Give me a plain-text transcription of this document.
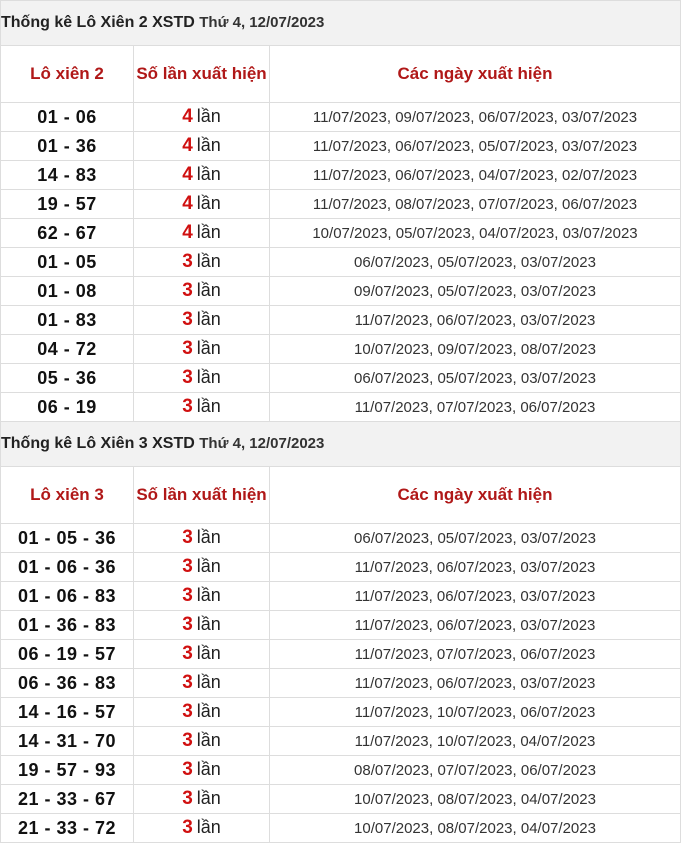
Thống kê Lô Xiên 2 XSTD Thứ 4, 12/07/2023		
Lô xiên 2	Số lần xuất hiện	Các ngày xuất hiện
01 - 06	4 lần	11/07/2023, 09/07/2023, 06/07/2023, 03/07/2023
01 - 36	4 lần	11/07/2023, 06/07/2023, 05/07/2023, 03/07/2023
14 - 83	4 lần	11/07/2023, 06/07/2023, 04/07/2023, 02/07/2023
19 - 57	4 lần	11/07/2023, 08/07/2023, 07/07/2023, 06/07/2023
62 - 67	4 lần	10/07/2023, 05/07/2023, 04/07/2023, 03/07/2023
01 - 05	3 lần	06/07/2023, 05/07/2023, 03/07/2023
01 - 08	3 lần	09/07/2023, 05/07/2023, 03/07/2023
01 - 83	3 lần	11/07/2023, 06/07/2023, 03/07/2023
04 - 72	3 lần	10/07/2023, 09/07/2023, 08/07/2023
05 - 36	3 lần	06/07/2023, 05/07/2023, 03/07/2023
06 - 19	3 lần	11/07/2023, 07/07/2023, 06/07/2023
Thống kê Lô Xiên 3 XSTD Thứ 4, 12/07/2023		
Lô xiên 3	Số lần xuất hiện	Các ngày xuất hiện
01 - 05 - 36	3 lần	06/07/2023, 05/07/2023, 03/07/2023
01 - 06 - 36	3 lần	11/07/2023, 06/07/2023, 03/07/2023
01 - 06 - 83	3 lần	11/07/2023, 06/07/2023, 03/07/2023
01 - 36 - 83	3 lần	11/07/2023, 06/07/2023, 03/07/2023
06 - 19 - 57	3 lần	11/07/2023, 07/07/2023, 06/07/2023
06 - 36 - 83	3 lần	11/07/2023, 06/07/2023, 03/07/2023
14 - 16 - 57	3 lần	11/07/2023, 10/07/2023, 06/07/2023
14 - 31 - 70	3 lần	11/07/2023, 10/07/2023, 04/07/2023
19 - 57 - 93	3 lần	08/07/2023, 07/07/2023, 06/07/2023
21 - 33 - 67	3 lần	10/07/2023, 08/07/2023, 04/07/2023
21 - 33 - 72	3 lần	10/07/2023, 08/07/2023, 04/07/2023
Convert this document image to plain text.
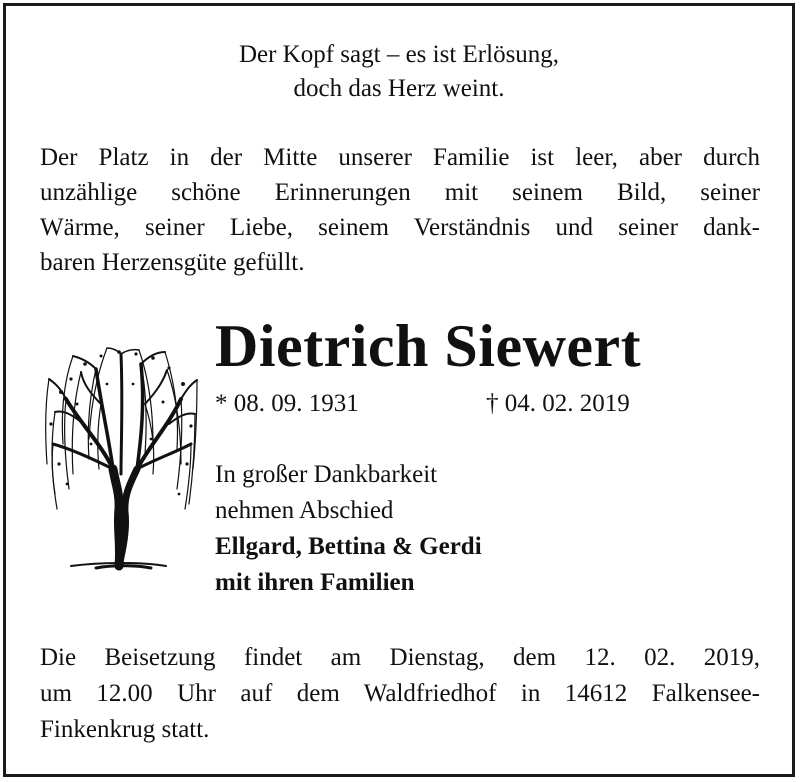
Der Kopf sagt – es ist Erlösung,
doch das Herz weint.
Der Platz in der Mitte unserer Familie ist leer, aber durch
unzählige schöne Erinnerungen mit seinem Bild, seiner
Wärme, seiner Liebe, seinem Verständnis und seiner dank-
baren Herzensgüte gefüllt.
Dietrich Siewert
* 08. 09. 1931	† 04. 02. 2019
In großer Dankbarkeit
nehmen Abschied
Ellgard, Bettina & Gerdi
mit ihren Familien
Die Beisetzung findet am Dienstag, dem 12. 02. 2019,
um 12.00 Uhr auf dem Waldfriedhof in 14612 Falkensee-
Finkenkrug statt.
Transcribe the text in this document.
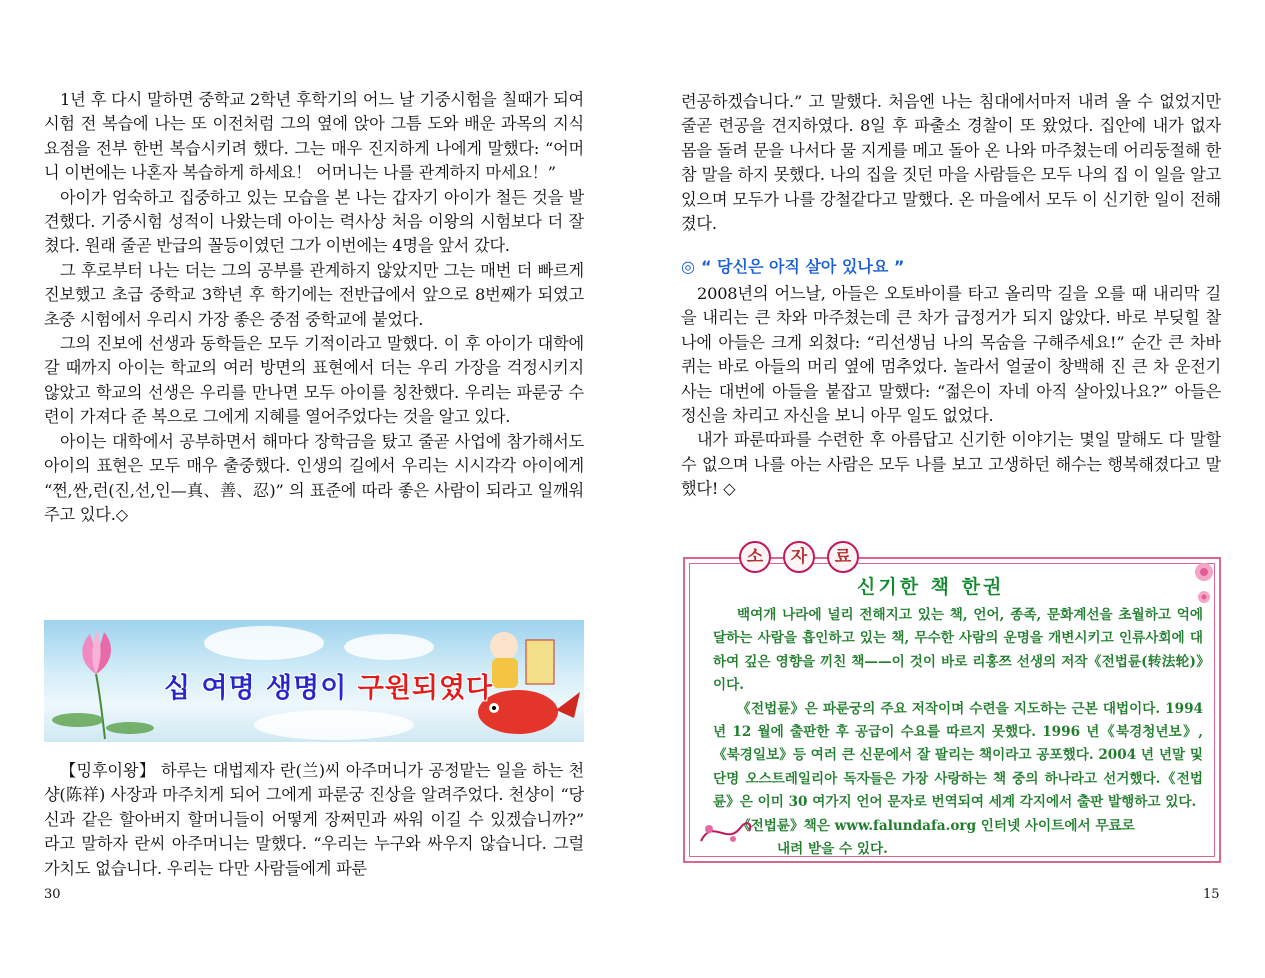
1년 후 다시 말하면 중학교 2학년 후학기의 어느 날 기중시험을 칠때가 되여 시험 전 복습에 나는 또 이전처럼 그의 옆에 앉아 그틈 도와 배운 과목의 지식 요점을 전부 한번 복습시키려 했다. 그는 매우 진지하게 나에게 말했다: “어머니 이번에는 나혼자 복습하게 하세요！ 어머니는 나를 관계하지 마세요！”

아이가 엄숙하고 집중하고 있는 모습을 본 나는 갑자기 아이가 철든 것을 발견했다. 기중시험 성적이 나왔는데 아이는 력사상 처음 이왕의 시험보다 더 잘쳤다. 원래 줄곧 반급의 꼴등이였던 그가 이번에는 4명을 앞서 갔다.

그 후로부터 나는 더는 그의 공부를 관계하지 않았지만 그는 매번 더 빠르게 진보했고 초급 중학교 3학년 후 학기에는 전반급에서 앞으로 8번째가 되였고 초중 시험에서 우리시 가장 좋은 중점 중학교에 붙었다.

그의 진보에 선생과 동학들은 모두 기적이라고 말했다. 이 후 아이가 대학에 갈 때까지 아이는 학교의 여러 방면의 표현에서 더는 우리 가장을 걱정시키지 않았고 학교의 선생은 우리를 만나면 모두 아이를 칭찬했다. 우리는 파룬궁 수련이 가져다 준 복으로 그에게 지혜를 열어주었다는 것을 알고 있다.

아이는 대학에서 공부하면서 해마다 장학금을 탔고 줄곧 사업에 참가해서도 아이의 표현은 모두 매우 출중했다. 인생의 길에서 우리는 시시각각 아이에게 “쩐,싼,런(진,선,인—真、善、忍)” 의 표준에 따라 좋은 사람이 되라고 일깨워 주고 있다.◇

십 여명 생명이 구원되였다

【밍후이왕】 하루는 대법제자 란(兰)씨 아주머니가 공정맡는 일을 하는 천샹(陈祥) 사장과 마주치게 되어 그에게 파룬궁 진상을 알려주었다. 천샹이 “당신과 같은 할아버지 할머니들이 어떻게 장쩌민과 싸워 이길 수 있겠습니까?” 라고 말하자 란씨 아주머니는 말했다. “우리는 누구와 싸우지 않습니다. 그럴 가치도 없습니다. 우리는 다만 사람들에게 파룬

30

련공하겠습니다.” 고 말했다. 처음엔 나는 침대에서마저 내려 올 수 없었지만 줄곧 련공을 견지하였다. 8일 후 파출소 경찰이 또 왔었다. 집안에 내가 없자 몸을 돌려 문을 나서다 물 지게를 메고 돌아 온 나와 마주쳤는데 어리둥절해 한참 말을 하지 못했다. 나의 집을 짓던 마을 사람들은 모두 나의 집 이 일을 알고 있으며 모두가 나를 강철같다고 말했다. 온 마을에서 모두 이 신기한 일이 전해졌다.

◎ “ 당신은 아직 살아 있나요 ”

2008년의 어느날, 아들은 오토바이를 타고 올리막 길을 오를 때 내리막 길을 내리는 큰 차와 마주쳤는데 큰 차가 급정거가 되지 않았다. 바로 부딪힐 찰나에 아들은 크게 외쳤다: “리선생님 나의 목숨을 구해주세요!” 순간 큰 차바퀴는 바로 아들의 머리 옆에 멈추었다. 놀라서 얼굴이 창백해 진 큰 차 운전기사는 대번에 아들을 붙잡고 말했다: “젊은이 자네 아직 살아있나요?” 아들은 정신을 차리고 자신을 보니 아무 일도 없었다.

내가 파룬따파를 수련한 후 아름답고 신기한 이야기는 몇일 말해도 다 말할 수 없으며 나를 아는 사람은 모두 나를 보고 고생하던 해수는 행복해졌다고 말했다! ◇

소	자	료
신기한 책 한권

백여개 나라에 널리 전해지고 있는 책, 언어, 종족, 문화계선을 초월하고 억에 달하는 사람을 흡인하고 있는 책, 무수한 사람의 운명을 개변시키고 인류사회에 대하여 깊은 영향을 끼친 책——이 것이 바로 리홍쯔 선생의 저작《전법륜(转法轮)》이다.

《전법륜》은 파룬궁의 주요 저작이며 수련을 지도하는 근본 대법이다. 1994 년 12 월에 출판한 후 공급이 수요를 따르지 못했다. 1996 년《북경청년보》,《북경일보》등 여러 큰 신문에서 잘 팔리는 책이라고 공포했다. 2004 년 년말 및 단명 오스트레일리아 독자들은 가장 사랑하는 책 중의 하나라고 선거했다.《전법륜》은 이미 30 여가지 언어 문자로 번역되여 세계 각지에서 출판 발행하고 있다.

《전법륜》책은 www.falundafa.org 인터넷 사이트에서 무료로

내려 받을 수 있다.

15
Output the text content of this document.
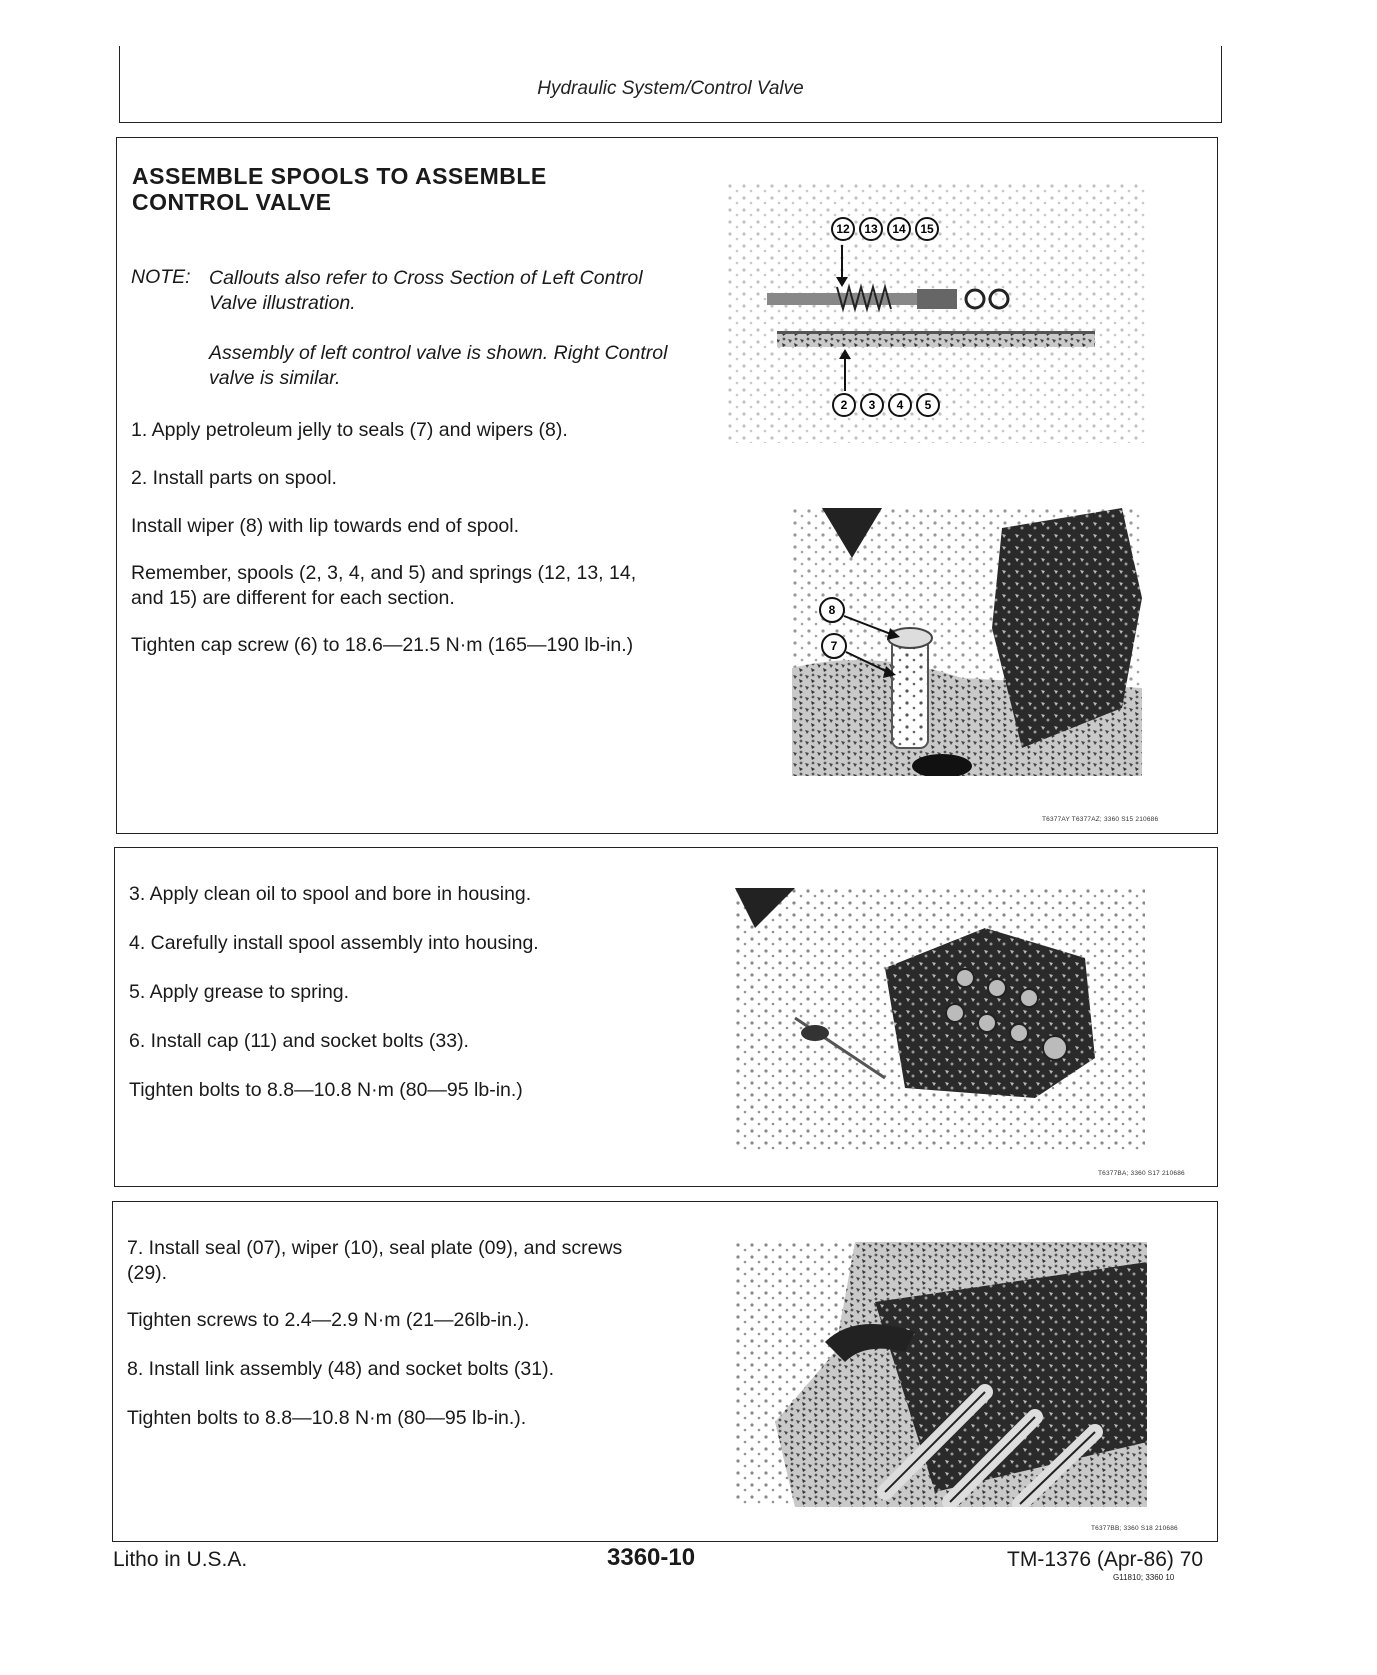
Hydraulic System/Control Valve
ASSEMBLE SPOOLS TO ASSEMBLE CONTROL VALVE
NOTE: Callouts also refer to Cross Section of Left Control Valve illustration.
Assembly of left control valve is shown. Right Control valve is similar.
1. Apply petroleum jelly to seals (7) and wipers (8).
2. Install parts on spool.
Install wiper (8) with lip towards end of spool.
Remember, spools (2, 3, 4, and 5) and springs (12, 13, 14, and 15) are different for each section.
Tighten cap screw (6) to 18.6—21.5 N·m (165—190 lb-in.)
12 13 14 15
2 3 4 5
8
7
T6377AY T6377AZ; 3360 S15 210686
3. Apply clean oil to spool and bore in housing.
4. Carefully install spool assembly into housing.
5. Apply grease to spring.
6. Install cap (11) and socket bolts (33).
Tighten bolts to 8.8—10.8 N·m (80—95 lb-in.)
T6377BA; 3360 S17 210686
7. Install seal (07), wiper (10), seal plate (09), and screws (29).
Tighten screws to 2.4—2.9 N·m (21—26lb-in.).
8. Install link assembly (48) and socket bolts (31).
Tighten bolts to 8.8—10.8 N·m (80—95 lb-in.).
T6377BB; 3360 S18 210686
Litho in U.S.A.	3360-10	TM-1376 (Apr-86) 70
G11810; 3360 10
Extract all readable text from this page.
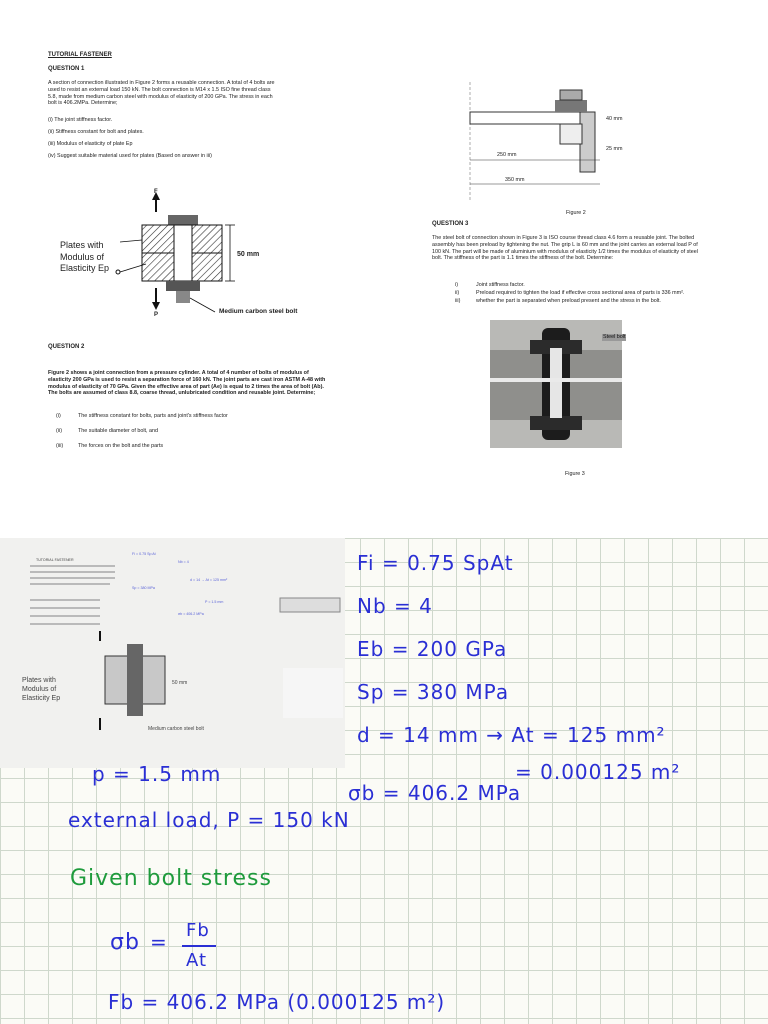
TUTORIAL FASTENER
QUESTION 1
A section of connection illustrated in Figure 2 forms a reusable connection. A total of 4 bolts are used to resist an external load 150 kN. The bolt connection is M14 x 1.5 ISO fine thread class 5.8, made from medium carbon steel with modulus of elasticity of 200 GPa. The stress in each bolt is 406.2MPa. Determine;
(i) The joint stiffness factor.
(ii) Stiffness constant for bolt and plates.
(iii) Modulus of elasticity of plate Ep
(iv) Suggest suitable material used for plates (Based on answer in iii)
F
P
Plates with Modulus of Elasticity Ep
50 mm
Medium carbon steel bolt
QUESTION 2
Figure 2 shows a joint connection from a pressure cylinder. A total of 4 number of bolts of modulus of elasticity 200 GPa is used to resist a separation force of 160 kN. The joint parts are cast iron ASTM A-48 with modulus of elasticity of 70 GPa. Given the effective area of part (Ae) is equal to 2 times the area of bolt (Ab). The bolts are assumed of class 8.8, coarse thread, unlubricated condition and reusable joint. Determine;
(i)	The stiffness constant for bolts, parts and joint's stiffness factor
(ii)	The suitable diameter of bolt, and
(iii)	The forces on the bolt and the parts
40 mm
25 mm
250 mm
350 mm
Figure 2
QUESTION 3
The steel bolt of connection shown in Figure 3 is ISO course thread class 4.6 form a reusable joint. The bolted assembly has been preload by tightening the nut. The grip L is 60 mm and the joint carries an external load P of 100 kN. The part will be made of aluminium with modulus of elasticity 1/2 times the modulus of elasticity of steel bolt. The stiffness of the part is 1.1 times the stiffness of the bolt. Determine:
i)	Joint stiffness factor.
ii)	Preload required to tighten the load if effective cross sectional area of parts is 336 mm².
iii)	whether the part is separated when preload present and the stress in the bolt.
Steel bolt
Figure 3
TUTORIAL FASTENER
Fi = 0.75 Sp At
Nb = 4
Sp = 380 MPa
d = 14 → At = 125 mm²
P = 1.5 mm
σb = 406.2 MPa
Plates with Modulus of Elasticity Ep
50 mm
Medium carbon steel bolt
Fi = 0.75 SpAt
Nb = 4
Eb = 200 GPa
Sp = 380 MPa
d = 14 mm → At = 125 mm²
= 0.000125 m²
σb = 406.2 MPa
p = 1.5 mm
external load, P = 150 kN
Given bolt stress
σb = Fb
At
Fb = 406.2 MPa (0.000125 m²)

### Aim of the exercise
Copy out all lines that carry the word "bolts".

### Reply
6. Install cap (11) and socket bolts (33).
Tighten bolts to 8.8—10.8 N·m (80—95 lb-in.)
8. Install link assembly (48) and socket bolts (31).
Tighten bolts to 8.8—10.8 N·m (80—95 lb-in.).
A section of connection illustrated in Figure 2 forms a reusable connection. A total of 4 bolts are used to resist an external load 150 kN. The bolt connection is M14 x 1.5 ISO fine thread class 5.8, made from medium carbon steel with modulus of elasticity of 200 GPa. The stress in each bolt is 406.2MPa. Determine;
Figure 2 shows a joint connection from a pressure cylinder. A total of 4 number of bolts of modulus of elasticity 200 GPa is used to resist a separation force of 160 kN. The joint parts are cast iron ASTM A-48 with modulus of elasticity of 70 GPa. Given the effective area of part (Ae) is equal to 2 times the area of bolt (Ab). The bolts are assumed of class 8.8, coarse thread, unlubricated condition and reusable joint. Determine;
(i)	The stiffness constant for bolts, parts and joint's stiffness factor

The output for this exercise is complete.